◆ **TO DO**
Extract every entry word for word. Skip the pictures.

□ □ □ □ □

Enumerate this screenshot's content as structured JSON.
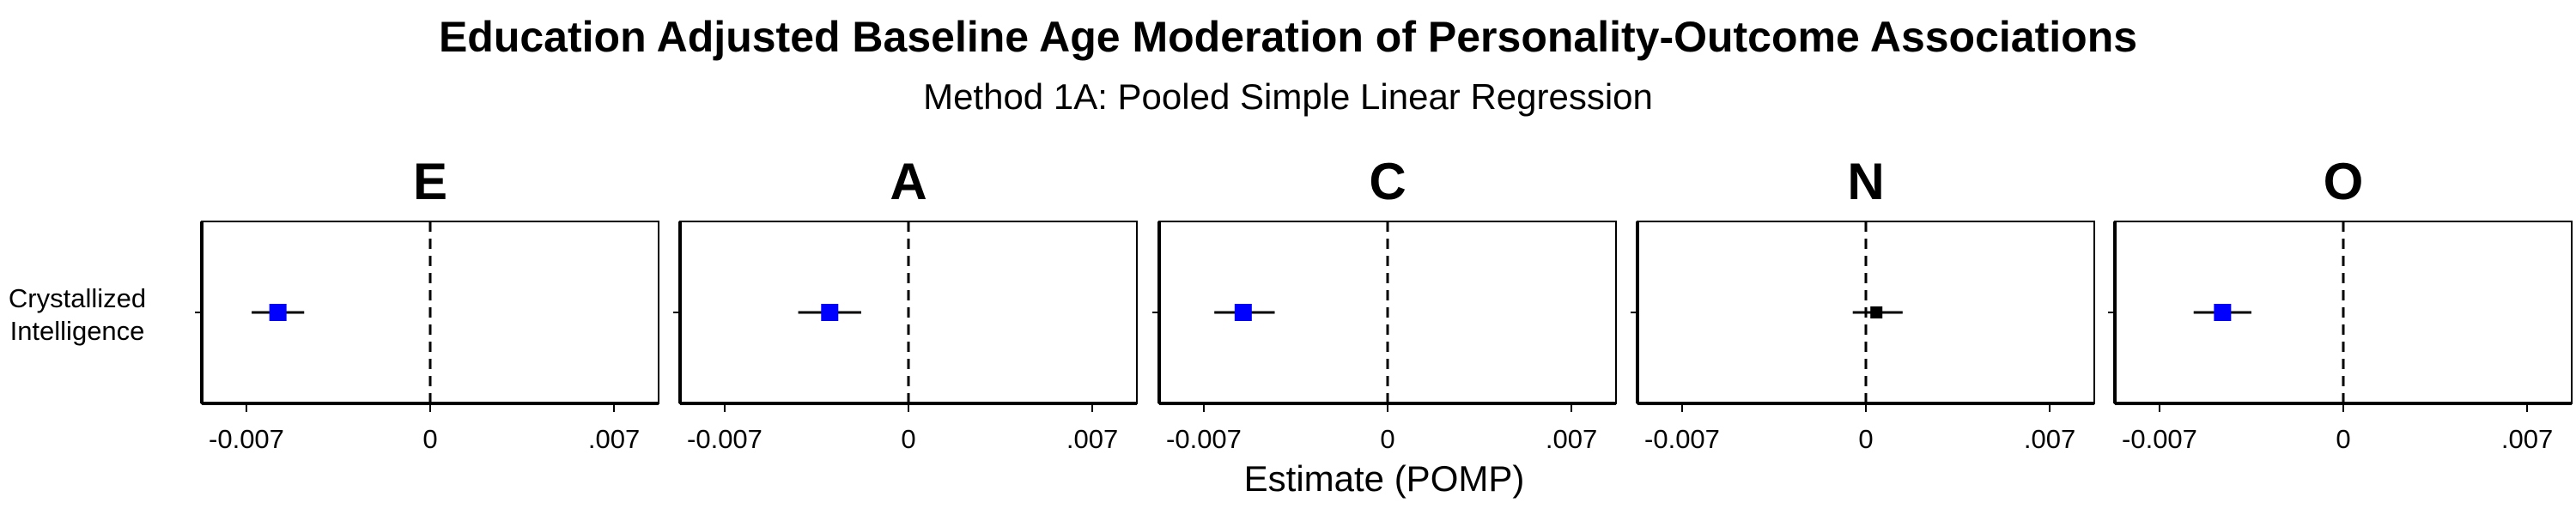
{
  "chart_data": {
    "type": "scatter",
    "subtype": "forest-plot",
    "title": "Education Adjusted Baseline Age Moderation of Personality-Outcome Associations",
    "subtitle": "Method 1A: Pooled Simple Linear Regression",
    "xlabel": "Estimate (POMP)",
    "ylabel": "",
    "xlim": [
      -0.0087,
      0.0087
    ],
    "x_ticks": [
      -0.007,
      0,
      0.007
    ],
    "x_tick_labels": [
      "-0.007",
      "0",
      ".007"
    ],
    "reference_line": 0,
    "categories": [
      "Crystallized Intelligence"
    ],
    "category_lines": [
      "Crystallized",
      "Intelligence"
    ],
    "significant_color": "#0000FF",
    "nonsignificant_color": "#000000",
    "panels": [
      {
        "label": "E",
        "estimate": -0.0058,
        "ci": [
          -0.0068,
          -0.0048
        ],
        "significant": true
      },
      {
        "label": "A",
        "estimate": -0.003,
        "ci": [
          -0.0042,
          -0.0018
        ],
        "significant": true
      },
      {
        "label": "C",
        "estimate": -0.0055,
        "ci": [
          -0.0066,
          -0.0043
        ],
        "significant": true
      },
      {
        "label": "N",
        "estimate": 0.0004,
        "ci": [
          -0.0005,
          0.0014
        ],
        "significant": false
      },
      {
        "label": "O",
        "estimate": -0.0046,
        "ci": [
          -0.0057,
          -0.0035
        ],
        "significant": true
      }
    ]
  }
}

□ □ □ □ □

◆ **COMPLETE RESPONSE**
Enumerate this screenshot's content as structured JSON.
{
  "chart_data": {
    "type": "scatter",
    "subtype": "forest-plot",
    "title": "Education Adjusted Baseline Age Moderation of Personality-Outcome Associations",
    "subtitle": "Method 1A: Pooled Simple Linear Regression",
    "xlabel": "Estimate (POMP)",
    "ylabel": "",
    "xlim": [
      -0.0087,
      0.0087
    ],
    "x_ticks": [
      -0.007,
      0,
      0.007
    ],
    "x_tick_labels": [
      "-0.007",
      "0",
      ".007"
    ],
    "reference_line": 0,
    "categories": [
      "Crystallized Intelligence"
    ],
    "category_lines": [
      "Crystallized",
      "Intelligence"
    ],
    "significant_color": "#0000FF",
    "nonsignificant_color": "#000000",
    "panels": [
      {
        "label": "E",
        "estimate": -0.0058,
        "ci": [
          -0.0068,
          -0.0048
        ],
        "significant": true
      },
      {
        "label": "A",
        "estimate": -0.003,
        "ci": [
          -0.0042,
          -0.0018
        ],
        "significant": true
      },
      {
        "label": "C",
        "estimate": -0.0055,
        "ci": [
          -0.0066,
          -0.0043
        ],
        "significant": true
      },
      {
        "label": "N",
        "estimate": 0.0004,
        "ci": [
          -0.0005,
          0.0014
        ],
        "significant": false
      },
      {
        "label": "O",
        "estimate": -0.0046,
        "ci": [
          -0.0057,
          -0.0035
        ],
        "significant": true
      }
    ]
  }
}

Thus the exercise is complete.